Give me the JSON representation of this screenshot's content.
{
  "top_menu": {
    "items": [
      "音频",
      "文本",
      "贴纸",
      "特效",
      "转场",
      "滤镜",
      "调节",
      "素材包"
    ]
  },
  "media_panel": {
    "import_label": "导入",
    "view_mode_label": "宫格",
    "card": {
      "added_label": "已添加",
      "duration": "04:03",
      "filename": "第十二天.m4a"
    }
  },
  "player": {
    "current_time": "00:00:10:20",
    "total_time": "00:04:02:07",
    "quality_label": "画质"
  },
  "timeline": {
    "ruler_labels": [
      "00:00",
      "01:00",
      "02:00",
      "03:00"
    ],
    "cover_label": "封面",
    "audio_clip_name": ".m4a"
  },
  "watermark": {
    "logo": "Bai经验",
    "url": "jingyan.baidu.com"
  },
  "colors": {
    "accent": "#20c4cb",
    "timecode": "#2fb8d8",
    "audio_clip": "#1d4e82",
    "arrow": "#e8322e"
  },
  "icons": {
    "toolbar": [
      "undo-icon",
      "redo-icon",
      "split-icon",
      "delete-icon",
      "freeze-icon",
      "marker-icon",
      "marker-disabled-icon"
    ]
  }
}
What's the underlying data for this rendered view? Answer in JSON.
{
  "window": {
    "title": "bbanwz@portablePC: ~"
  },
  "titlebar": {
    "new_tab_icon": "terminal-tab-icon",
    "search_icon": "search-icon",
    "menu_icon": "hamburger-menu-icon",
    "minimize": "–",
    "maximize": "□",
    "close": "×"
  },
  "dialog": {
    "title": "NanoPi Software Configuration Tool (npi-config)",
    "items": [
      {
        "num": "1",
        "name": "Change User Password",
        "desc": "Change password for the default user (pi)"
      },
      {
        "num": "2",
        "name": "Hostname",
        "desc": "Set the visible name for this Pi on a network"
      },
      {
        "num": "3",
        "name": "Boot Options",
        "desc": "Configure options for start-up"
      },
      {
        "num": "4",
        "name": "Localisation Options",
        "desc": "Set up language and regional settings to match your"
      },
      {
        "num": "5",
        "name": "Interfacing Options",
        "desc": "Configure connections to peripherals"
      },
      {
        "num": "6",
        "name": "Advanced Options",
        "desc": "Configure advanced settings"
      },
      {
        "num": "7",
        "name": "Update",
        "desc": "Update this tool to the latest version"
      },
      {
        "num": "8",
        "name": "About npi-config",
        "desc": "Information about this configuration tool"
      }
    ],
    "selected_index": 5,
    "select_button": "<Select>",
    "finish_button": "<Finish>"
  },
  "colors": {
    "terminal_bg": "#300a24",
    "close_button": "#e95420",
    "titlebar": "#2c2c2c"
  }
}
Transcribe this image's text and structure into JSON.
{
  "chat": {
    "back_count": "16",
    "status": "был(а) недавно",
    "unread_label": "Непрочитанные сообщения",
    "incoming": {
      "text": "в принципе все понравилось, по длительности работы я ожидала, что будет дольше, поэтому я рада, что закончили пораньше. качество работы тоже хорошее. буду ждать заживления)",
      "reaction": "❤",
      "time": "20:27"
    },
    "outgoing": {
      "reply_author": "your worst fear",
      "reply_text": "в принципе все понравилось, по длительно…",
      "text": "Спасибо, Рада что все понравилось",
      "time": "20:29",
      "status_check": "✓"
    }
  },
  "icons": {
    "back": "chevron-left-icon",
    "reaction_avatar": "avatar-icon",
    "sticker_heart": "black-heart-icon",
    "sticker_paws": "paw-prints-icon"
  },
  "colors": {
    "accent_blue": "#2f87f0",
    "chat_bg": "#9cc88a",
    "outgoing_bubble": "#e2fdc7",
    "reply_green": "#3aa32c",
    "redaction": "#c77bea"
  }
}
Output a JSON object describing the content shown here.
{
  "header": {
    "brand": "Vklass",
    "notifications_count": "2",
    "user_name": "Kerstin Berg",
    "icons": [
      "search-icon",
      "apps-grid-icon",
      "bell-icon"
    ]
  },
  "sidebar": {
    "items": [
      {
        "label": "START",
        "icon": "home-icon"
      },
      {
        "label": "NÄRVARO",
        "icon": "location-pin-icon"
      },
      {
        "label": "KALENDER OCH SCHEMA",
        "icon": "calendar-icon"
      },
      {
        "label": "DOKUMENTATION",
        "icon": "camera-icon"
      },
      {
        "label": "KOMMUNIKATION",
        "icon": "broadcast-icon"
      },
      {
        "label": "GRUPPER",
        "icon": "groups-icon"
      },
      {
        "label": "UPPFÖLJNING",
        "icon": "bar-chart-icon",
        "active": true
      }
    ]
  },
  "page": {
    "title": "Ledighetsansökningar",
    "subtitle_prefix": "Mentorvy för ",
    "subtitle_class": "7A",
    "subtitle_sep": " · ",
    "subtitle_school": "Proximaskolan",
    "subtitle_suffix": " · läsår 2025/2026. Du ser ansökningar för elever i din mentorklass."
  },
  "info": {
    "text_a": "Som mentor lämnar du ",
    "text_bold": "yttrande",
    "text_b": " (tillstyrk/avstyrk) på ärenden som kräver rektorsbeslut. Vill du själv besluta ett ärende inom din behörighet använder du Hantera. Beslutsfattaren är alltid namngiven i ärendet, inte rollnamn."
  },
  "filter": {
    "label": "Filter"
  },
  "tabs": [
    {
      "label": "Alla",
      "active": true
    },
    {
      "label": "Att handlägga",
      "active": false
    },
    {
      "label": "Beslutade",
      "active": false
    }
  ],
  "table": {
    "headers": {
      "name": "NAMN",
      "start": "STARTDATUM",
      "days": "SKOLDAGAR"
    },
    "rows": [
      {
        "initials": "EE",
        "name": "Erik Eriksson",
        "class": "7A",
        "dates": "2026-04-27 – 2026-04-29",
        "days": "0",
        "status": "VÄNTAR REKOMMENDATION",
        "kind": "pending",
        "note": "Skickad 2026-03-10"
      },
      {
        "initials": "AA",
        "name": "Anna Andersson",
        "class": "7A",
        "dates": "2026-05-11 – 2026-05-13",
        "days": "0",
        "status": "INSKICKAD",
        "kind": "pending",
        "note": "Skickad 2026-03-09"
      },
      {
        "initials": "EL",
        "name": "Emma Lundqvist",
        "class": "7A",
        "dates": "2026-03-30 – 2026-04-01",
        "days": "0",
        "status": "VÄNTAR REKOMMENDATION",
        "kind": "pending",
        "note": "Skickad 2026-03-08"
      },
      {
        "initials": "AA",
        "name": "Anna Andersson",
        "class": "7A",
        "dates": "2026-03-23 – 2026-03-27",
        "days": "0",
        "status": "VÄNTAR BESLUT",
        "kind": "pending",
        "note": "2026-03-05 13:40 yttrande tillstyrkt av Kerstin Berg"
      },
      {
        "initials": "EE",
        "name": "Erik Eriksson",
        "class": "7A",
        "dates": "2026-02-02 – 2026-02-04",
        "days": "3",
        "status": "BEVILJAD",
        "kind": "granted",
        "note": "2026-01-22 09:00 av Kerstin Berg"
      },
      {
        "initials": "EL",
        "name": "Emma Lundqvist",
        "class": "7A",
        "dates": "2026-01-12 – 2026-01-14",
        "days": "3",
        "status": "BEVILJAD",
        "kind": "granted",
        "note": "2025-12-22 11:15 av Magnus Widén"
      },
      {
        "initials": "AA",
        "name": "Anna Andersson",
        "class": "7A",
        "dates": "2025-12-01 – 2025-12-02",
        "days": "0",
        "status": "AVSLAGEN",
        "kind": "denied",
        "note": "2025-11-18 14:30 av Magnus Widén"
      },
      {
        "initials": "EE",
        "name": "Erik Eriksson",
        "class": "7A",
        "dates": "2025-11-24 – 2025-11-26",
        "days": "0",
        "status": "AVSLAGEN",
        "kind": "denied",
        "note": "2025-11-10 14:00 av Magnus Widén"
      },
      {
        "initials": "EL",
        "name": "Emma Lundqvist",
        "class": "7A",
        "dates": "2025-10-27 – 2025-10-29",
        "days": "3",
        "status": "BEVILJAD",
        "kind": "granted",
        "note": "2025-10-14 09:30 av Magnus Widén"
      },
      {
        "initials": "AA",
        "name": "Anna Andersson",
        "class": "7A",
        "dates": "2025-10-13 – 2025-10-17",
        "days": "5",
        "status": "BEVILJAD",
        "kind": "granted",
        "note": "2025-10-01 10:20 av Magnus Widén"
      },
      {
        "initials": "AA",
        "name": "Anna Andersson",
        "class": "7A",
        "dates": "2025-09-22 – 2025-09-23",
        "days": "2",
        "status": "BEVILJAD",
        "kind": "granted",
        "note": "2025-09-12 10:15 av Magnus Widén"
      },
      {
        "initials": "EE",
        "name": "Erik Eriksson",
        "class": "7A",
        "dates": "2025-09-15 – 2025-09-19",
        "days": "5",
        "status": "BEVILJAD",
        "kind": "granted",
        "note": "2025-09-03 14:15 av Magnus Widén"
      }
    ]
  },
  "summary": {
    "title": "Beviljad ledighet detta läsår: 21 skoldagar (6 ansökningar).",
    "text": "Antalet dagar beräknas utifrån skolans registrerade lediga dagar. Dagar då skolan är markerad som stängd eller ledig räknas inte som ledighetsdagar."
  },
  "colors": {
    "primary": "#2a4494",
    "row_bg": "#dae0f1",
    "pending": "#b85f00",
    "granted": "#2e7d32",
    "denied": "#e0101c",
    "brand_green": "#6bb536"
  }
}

◆ ◆ ◆

## WHAT IS NEEDED
What is the number of lines in the data that hold the word "läsår"? Reply with that number and nothing else.

## OUTPUT OF THE EXERCISE
2